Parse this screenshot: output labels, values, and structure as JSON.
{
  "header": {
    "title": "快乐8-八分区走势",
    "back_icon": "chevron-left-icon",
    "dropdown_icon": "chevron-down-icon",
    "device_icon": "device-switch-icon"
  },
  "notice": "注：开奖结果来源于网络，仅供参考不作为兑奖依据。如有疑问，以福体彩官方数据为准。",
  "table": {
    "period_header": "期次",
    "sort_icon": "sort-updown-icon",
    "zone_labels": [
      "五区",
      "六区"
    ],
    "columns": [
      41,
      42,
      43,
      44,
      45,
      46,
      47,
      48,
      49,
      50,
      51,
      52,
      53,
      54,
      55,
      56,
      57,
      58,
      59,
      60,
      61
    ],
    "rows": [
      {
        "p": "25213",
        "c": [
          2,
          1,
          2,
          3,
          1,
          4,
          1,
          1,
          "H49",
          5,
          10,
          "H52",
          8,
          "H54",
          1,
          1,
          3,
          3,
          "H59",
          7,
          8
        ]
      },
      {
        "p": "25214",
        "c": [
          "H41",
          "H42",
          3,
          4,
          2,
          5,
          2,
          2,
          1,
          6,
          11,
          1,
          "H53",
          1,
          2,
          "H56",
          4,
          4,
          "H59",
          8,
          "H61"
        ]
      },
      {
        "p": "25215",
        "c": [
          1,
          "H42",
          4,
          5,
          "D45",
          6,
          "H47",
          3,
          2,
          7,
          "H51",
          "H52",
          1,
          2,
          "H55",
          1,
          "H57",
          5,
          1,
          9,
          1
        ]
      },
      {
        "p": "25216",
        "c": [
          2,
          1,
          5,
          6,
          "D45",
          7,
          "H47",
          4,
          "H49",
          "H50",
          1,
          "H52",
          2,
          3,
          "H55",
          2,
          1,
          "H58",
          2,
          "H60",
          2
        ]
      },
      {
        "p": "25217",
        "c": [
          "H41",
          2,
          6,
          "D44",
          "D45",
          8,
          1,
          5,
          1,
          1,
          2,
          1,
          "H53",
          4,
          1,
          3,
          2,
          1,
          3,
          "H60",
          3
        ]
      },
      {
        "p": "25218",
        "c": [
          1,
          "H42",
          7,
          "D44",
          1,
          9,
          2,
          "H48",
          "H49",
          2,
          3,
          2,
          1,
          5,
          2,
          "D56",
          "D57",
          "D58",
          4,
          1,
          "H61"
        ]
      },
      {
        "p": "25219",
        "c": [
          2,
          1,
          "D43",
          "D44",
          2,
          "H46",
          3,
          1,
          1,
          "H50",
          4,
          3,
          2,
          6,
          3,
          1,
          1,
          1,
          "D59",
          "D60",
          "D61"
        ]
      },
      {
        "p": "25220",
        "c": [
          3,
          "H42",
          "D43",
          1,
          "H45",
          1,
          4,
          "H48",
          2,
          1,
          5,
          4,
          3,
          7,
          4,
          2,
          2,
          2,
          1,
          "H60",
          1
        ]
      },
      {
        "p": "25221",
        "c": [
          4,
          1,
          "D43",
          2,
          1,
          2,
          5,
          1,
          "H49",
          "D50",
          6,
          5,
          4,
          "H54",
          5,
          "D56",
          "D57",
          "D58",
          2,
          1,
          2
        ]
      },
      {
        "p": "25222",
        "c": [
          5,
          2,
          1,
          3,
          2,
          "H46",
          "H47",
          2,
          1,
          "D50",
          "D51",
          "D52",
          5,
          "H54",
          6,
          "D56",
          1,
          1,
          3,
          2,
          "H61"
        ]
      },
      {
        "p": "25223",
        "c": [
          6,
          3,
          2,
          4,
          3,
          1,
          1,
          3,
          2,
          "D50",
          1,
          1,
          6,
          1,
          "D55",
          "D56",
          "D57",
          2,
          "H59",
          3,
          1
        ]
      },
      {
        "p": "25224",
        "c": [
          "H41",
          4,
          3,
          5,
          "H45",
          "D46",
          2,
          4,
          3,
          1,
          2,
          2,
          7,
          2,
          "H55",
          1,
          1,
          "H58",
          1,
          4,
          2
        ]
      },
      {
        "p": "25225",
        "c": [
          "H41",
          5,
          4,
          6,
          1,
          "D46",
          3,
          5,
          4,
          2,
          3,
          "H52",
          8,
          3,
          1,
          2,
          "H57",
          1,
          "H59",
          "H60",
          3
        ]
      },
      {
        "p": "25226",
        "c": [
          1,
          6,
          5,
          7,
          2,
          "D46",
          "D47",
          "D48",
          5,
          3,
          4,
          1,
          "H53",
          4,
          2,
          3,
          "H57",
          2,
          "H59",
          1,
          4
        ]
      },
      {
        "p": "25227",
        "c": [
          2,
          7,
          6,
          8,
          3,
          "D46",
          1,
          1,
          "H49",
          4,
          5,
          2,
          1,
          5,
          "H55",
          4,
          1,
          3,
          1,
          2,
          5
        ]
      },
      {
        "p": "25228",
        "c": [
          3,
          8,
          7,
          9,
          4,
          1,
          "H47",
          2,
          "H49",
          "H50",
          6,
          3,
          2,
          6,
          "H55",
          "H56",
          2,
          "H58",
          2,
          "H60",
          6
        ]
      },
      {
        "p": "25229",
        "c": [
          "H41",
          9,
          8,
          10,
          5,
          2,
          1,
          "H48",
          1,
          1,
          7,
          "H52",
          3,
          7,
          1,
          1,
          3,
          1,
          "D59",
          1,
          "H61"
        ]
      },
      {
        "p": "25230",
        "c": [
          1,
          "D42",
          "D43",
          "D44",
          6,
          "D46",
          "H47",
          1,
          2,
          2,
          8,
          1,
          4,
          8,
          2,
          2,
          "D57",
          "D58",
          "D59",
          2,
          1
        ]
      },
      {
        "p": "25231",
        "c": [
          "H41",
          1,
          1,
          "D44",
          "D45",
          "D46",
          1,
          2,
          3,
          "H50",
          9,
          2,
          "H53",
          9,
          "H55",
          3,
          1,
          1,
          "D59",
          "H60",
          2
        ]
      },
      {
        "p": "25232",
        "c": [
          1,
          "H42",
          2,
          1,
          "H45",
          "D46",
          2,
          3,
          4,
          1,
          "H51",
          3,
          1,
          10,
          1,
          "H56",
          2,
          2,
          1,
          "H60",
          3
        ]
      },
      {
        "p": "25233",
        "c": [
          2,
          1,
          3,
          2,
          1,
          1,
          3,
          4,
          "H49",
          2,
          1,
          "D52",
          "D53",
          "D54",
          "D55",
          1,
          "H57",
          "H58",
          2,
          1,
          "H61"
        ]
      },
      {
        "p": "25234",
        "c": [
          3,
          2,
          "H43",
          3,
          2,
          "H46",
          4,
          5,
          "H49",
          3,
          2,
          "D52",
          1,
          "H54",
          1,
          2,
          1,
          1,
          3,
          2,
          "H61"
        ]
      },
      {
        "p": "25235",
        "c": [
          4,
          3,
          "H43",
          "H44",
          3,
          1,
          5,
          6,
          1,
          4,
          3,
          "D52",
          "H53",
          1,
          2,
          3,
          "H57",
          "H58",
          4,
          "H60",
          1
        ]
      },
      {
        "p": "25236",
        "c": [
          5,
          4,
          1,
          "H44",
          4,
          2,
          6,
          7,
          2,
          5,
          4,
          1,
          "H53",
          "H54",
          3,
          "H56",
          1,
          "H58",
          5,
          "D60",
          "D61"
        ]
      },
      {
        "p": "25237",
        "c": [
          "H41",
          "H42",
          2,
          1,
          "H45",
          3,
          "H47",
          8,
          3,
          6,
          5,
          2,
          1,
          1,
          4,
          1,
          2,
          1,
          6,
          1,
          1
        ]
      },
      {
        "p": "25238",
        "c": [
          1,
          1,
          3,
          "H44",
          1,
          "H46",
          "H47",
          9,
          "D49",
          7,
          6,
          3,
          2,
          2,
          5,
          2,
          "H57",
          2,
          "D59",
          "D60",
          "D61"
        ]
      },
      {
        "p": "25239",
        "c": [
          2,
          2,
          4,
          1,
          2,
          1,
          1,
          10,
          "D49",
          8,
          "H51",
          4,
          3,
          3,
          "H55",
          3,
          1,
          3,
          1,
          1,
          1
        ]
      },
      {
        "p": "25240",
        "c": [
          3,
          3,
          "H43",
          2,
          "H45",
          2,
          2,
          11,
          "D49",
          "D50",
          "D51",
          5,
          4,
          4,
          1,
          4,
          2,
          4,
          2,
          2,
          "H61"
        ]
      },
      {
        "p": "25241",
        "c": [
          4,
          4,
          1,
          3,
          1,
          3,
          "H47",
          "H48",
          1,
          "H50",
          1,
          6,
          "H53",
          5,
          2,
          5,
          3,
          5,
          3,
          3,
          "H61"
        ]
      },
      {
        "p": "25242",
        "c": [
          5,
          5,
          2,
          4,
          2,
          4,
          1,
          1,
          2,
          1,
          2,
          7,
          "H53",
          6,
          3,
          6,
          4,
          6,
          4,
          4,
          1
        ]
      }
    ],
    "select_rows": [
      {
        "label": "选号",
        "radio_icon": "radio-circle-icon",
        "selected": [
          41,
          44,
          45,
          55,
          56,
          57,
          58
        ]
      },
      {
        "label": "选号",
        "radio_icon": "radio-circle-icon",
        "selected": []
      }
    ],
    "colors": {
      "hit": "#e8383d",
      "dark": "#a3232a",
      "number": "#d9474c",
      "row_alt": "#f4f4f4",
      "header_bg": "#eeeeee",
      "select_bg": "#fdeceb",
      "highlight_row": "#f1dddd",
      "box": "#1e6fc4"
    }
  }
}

_Description of the task_
In the listing, find every line with the word "icon" and state how many there are, nothing more.

_Task response_
6